→ YOUR TASK
Check every line below for the word "ESRA" and copy each one that has it.

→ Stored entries
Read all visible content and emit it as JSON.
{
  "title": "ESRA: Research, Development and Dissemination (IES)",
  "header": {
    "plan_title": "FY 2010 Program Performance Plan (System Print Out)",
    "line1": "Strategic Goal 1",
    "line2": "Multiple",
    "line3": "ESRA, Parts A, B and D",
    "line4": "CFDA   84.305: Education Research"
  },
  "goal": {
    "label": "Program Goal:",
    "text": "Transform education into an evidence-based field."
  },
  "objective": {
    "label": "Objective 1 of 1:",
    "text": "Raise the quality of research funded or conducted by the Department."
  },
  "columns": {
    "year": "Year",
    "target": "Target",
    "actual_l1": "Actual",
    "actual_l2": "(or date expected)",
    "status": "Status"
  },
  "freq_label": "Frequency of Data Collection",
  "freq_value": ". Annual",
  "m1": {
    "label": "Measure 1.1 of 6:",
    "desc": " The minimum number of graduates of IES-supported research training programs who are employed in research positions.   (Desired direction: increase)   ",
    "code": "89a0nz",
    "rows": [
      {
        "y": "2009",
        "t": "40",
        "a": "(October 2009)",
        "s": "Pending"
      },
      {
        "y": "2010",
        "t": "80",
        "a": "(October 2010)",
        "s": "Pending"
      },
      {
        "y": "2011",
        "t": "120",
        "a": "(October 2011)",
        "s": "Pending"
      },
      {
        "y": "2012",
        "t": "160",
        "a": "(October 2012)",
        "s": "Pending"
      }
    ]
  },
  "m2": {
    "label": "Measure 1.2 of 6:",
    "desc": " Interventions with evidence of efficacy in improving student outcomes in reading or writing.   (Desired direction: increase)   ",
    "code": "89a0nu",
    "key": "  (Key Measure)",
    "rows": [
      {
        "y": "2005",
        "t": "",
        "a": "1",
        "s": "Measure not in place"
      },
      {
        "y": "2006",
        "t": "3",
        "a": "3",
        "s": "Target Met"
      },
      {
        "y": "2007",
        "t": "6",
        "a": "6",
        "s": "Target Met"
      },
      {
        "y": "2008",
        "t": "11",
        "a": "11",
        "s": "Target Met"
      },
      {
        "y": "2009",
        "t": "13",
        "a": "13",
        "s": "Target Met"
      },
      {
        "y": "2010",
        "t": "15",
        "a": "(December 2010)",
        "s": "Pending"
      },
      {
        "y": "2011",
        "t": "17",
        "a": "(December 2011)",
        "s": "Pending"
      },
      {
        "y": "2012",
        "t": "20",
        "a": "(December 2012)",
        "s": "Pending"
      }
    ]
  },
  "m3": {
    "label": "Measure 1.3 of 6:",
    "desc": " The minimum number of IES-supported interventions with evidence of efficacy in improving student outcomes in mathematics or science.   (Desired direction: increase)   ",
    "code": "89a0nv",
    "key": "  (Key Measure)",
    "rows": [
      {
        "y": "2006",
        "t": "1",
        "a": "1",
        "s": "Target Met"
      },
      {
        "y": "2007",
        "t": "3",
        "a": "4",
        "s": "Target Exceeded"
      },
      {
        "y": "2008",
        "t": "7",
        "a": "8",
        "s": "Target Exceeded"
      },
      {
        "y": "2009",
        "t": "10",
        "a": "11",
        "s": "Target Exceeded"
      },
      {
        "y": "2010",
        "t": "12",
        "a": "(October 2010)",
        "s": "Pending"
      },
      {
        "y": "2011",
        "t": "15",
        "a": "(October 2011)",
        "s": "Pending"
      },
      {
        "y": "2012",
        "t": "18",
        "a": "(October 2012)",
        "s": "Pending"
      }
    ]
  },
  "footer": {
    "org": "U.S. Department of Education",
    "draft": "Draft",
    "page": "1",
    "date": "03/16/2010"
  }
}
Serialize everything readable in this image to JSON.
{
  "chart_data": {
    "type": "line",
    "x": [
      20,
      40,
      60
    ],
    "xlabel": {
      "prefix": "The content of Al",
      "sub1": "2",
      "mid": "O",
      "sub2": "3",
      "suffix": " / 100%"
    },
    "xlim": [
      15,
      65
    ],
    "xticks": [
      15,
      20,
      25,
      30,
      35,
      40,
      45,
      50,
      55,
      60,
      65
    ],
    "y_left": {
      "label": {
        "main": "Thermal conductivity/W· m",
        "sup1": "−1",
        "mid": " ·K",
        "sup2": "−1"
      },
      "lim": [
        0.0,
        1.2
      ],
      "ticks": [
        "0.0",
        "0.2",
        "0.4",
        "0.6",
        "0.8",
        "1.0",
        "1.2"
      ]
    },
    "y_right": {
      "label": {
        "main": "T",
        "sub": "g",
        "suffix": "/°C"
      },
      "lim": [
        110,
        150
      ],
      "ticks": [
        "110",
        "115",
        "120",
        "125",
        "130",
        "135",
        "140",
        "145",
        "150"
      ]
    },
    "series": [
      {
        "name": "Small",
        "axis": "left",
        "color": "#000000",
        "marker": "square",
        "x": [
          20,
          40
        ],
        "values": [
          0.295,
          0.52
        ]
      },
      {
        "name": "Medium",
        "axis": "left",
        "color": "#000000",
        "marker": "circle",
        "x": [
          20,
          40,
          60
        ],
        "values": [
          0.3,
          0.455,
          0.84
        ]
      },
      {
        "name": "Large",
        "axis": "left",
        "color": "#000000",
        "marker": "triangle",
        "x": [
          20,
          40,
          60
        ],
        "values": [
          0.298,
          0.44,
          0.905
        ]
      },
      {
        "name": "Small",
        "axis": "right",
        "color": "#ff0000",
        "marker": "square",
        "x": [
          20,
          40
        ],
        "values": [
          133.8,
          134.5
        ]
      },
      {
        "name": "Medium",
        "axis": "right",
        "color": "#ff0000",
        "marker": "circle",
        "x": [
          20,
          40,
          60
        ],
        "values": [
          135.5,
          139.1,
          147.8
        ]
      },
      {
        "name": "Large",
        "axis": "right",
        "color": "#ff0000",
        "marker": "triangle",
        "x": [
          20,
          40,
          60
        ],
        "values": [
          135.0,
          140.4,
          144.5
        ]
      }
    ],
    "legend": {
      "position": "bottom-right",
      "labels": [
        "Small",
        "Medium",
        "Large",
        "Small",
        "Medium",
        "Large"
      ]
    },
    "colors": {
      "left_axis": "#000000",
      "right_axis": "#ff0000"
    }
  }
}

→ FULL SOLUTION
  "title": "ESRA: Research, Development and Dissemination (IES)",
    "line3": "ESRA, Parts A, B and D",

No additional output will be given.